## WHAT TO WORK ON
Output all of the entries exactly as written.

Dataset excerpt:
------------------------------------------------

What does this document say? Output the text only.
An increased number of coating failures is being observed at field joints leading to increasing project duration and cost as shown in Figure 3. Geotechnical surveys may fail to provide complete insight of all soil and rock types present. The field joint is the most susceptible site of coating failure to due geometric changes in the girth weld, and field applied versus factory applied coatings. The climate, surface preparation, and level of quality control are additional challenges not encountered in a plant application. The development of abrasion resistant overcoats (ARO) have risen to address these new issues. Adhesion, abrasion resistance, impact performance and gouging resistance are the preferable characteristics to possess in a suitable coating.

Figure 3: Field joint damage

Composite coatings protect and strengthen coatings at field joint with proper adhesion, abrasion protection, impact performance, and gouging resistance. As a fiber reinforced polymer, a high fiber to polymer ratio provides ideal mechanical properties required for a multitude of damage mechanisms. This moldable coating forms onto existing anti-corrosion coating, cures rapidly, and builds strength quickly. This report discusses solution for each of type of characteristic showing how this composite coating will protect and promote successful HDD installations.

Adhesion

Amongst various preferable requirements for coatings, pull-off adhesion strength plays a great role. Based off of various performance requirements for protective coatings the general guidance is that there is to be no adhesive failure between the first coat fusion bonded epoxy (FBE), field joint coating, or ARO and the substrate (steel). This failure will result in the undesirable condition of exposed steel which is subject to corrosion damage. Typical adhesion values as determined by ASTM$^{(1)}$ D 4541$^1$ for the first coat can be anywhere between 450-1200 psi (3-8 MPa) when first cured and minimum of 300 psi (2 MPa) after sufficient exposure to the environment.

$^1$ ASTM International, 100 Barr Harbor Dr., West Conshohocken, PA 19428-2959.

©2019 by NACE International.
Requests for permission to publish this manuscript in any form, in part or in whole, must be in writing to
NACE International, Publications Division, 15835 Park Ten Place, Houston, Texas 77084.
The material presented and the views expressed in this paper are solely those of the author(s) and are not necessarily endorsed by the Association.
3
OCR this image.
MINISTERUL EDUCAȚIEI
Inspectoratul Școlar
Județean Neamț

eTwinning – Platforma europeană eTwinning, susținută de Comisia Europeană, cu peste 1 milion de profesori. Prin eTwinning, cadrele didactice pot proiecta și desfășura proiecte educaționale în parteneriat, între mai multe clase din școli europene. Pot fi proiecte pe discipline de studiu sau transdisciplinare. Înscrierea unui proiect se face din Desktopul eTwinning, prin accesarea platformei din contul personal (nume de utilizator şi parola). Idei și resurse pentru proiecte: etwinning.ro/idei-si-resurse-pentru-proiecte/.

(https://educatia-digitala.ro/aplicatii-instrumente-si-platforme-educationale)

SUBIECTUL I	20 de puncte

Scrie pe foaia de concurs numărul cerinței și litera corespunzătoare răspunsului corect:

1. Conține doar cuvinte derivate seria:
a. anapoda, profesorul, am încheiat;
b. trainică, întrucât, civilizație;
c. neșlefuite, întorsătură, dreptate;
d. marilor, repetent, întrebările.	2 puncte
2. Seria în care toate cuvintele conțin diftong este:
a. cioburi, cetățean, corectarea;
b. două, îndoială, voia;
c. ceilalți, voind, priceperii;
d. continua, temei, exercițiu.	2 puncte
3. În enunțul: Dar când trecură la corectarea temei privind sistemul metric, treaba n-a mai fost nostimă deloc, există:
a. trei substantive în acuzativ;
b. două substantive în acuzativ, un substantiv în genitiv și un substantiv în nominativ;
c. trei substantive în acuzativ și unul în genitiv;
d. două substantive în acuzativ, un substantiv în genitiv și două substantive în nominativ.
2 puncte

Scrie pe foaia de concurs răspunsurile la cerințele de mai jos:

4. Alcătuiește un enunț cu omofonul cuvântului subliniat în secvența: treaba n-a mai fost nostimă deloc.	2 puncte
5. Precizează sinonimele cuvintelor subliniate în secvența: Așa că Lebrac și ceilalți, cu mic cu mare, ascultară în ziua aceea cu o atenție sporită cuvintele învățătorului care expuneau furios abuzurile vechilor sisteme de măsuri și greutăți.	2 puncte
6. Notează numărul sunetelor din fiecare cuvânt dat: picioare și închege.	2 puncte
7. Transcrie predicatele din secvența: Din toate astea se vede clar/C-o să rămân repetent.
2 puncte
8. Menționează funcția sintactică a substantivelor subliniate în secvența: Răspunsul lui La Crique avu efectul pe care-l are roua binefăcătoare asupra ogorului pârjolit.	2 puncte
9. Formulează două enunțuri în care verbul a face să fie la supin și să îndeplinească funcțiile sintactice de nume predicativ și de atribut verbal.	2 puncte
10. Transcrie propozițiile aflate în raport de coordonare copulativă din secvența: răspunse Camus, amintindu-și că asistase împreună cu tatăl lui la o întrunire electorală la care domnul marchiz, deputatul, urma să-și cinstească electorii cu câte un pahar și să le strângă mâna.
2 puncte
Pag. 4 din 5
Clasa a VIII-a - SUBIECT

------------------------------------------------

## THE RESULT
What does this document say? Output the text only.
An increased number of coating failures is being observed at field joints leading to increasing project duration and cost as shown in Figure 3. Geotechnical surveys may fail to provide complete insight of all soil and rock types present. The field joint is the most susceptible site of coating failure to due geometric changes in the girth weld, and field applied versus factory applied coatings. The climate, surface preparation, and level of quality control are additional challenges not encountered in a plant application. The development of abrasion resistant overcoats (ARO) have risen to address these new issues. Adhesion, abrasion resistance, impact performance and gouging resistance are the preferable characteristics to possess in a suitable coating.

Figure 3: Field joint damage

Composite coatings protect and strengthen coatings at field joint with proper adhesion, abrasion protection, impact performance, and gouging resistance. As a fiber reinforced polymer, a high fiber to polymer ratio provides ideal mechanical properties required for a multitude of damage mechanisms. This moldable coating forms onto existing anti-corrosion coating, cures rapidly, and builds strength quickly. This report discusses solution for each of type of characteristic showing how this composite coating will protect and promote successful HDD installations.

Adhesion

Amongst various preferable requirements for coatings, pull-off adhesion strength plays a great role. Based off of various performance requirements for protective coatings the general guidance is that there is to be no adhesive failure between the first coat fusion bonded epoxy (FBE), field joint coating, or ARO and the substrate (steel). This failure will result in the undesirable condition of exposed steel which is subject to corrosion damage. Typical adhesion values as determined by ASTM$^{(1)}$ D 4541$^1$ for the first coat can be anywhere between 450-1200 psi (3-8 MPa) when first cured and minimum of 300 psi (2 MPa) after sufficient exposure to the environment.

$^1$ ASTM International, 100 Barr Harbor Dr., West Conshohocken, PA 19428-2959.

©2019 by NACE International.
Requests for permission to publish this manuscript in any form, in part or in whole, must be in writing to
NACE International, Publications Division, 15835 Park Ten Place, Houston, Texas 77084.
The material presented and the views expressed in this paper are solely those of the author(s) and are not necessarily endorsed by the Association.
3
OCR this image.
MINISTERUL EDUCAȚIEI
Inspectoratul Școlar
Județean Neamț

eTwinning – Platforma europeană eTwinning, susținută de Comisia Europeană, cu peste 1 milion de profesori. Prin eTwinning, cadrele didactice pot proiecta și desfășura proiecte educaționale în parteneriat, între mai multe clase din școli europene. Pot fi proiecte pe discipline de studiu sau transdisciplinare. Înscrierea unui proiect se face din Desktopul eTwinning, prin accesarea platformei din contul personal (nume de utilizator şi parola). Idei și resurse pentru proiecte: etwinning.ro/idei-si-resurse-pentru-proiecte/.

(https://educatia-digitala.ro/aplicatii-instrumente-si-platforme-educationale)

SUBIECTUL I	20 de puncte

Scrie pe foaia de concurs numărul cerinței și litera corespunzătoare răspunsului corect:

1. Conține doar cuvinte derivate seria:
a. anapoda, profesorul, am încheiat;
b. trainică, întrucât, civilizație;
c. neșlefuite, întorsătură, dreptate;
d. marilor, repetent, întrebările.	2 puncte
2. Seria în care toate cuvintele conțin diftong este:
a. cioburi, cetățean, corectarea;
b. două, îndoială, voia;
c. ceilalți, voind, priceperii;
d. continua, temei, exercițiu.	2 puncte
3. În enunțul: Dar când trecură la corectarea temei privind sistemul metric, treaba n-a mai fost nostimă deloc, există:
a. trei substantive în acuzativ;
b. două substantive în acuzativ, un substantiv în genitiv și un substantiv în nominativ;
c. trei substantive în acuzativ și unul în genitiv;
d. două substantive în acuzativ, un substantiv în genitiv și două substantive în nominativ.
2 puncte

Scrie pe foaia de concurs răspunsurile la cerințele de mai jos:

4. Alcătuiește un enunț cu omofonul cuvântului subliniat în secvența: treaba n-a mai fost nostimă deloc.	2 puncte
5. Precizează sinonimele cuvintelor subliniate în secvența: Așa că Lebrac și ceilalți, cu mic cu mare, ascultară în ziua aceea cu o atenție sporită cuvintele învățătorului care expuneau furios abuzurile vechilor sisteme de măsuri și greutăți.	2 puncte
6. Notează numărul sunetelor din fiecare cuvânt dat: picioare și închege.	2 puncte
7. Transcrie predicatele din secvența: Din toate astea se vede clar/C-o să rămân repetent.
2 puncte
8. Menționează funcția sintactică a substantivelor subliniate în secvența: Răspunsul lui La Crique avu efectul pe care-l are roua binefăcătoare asupra ogorului pârjolit.	2 puncte
9. Formulează două enunțuri în care verbul a face să fie la supin și să îndeplinească funcțiile sintactice de nume predicativ și de atribut verbal.	2 puncte
10. Transcrie propozițiile aflate în raport de coordonare copulativă din secvența: răspunse Camus, amintindu-și că asistase împreună cu tatăl lui la o întrunire electorală la care domnul marchiz, deputatul, urma să-și cinstească electorii cu câte un pahar și să le strângă mâna.
2 puncte
Pag. 4 din 5
Clasa a VIII-a - SUBIECT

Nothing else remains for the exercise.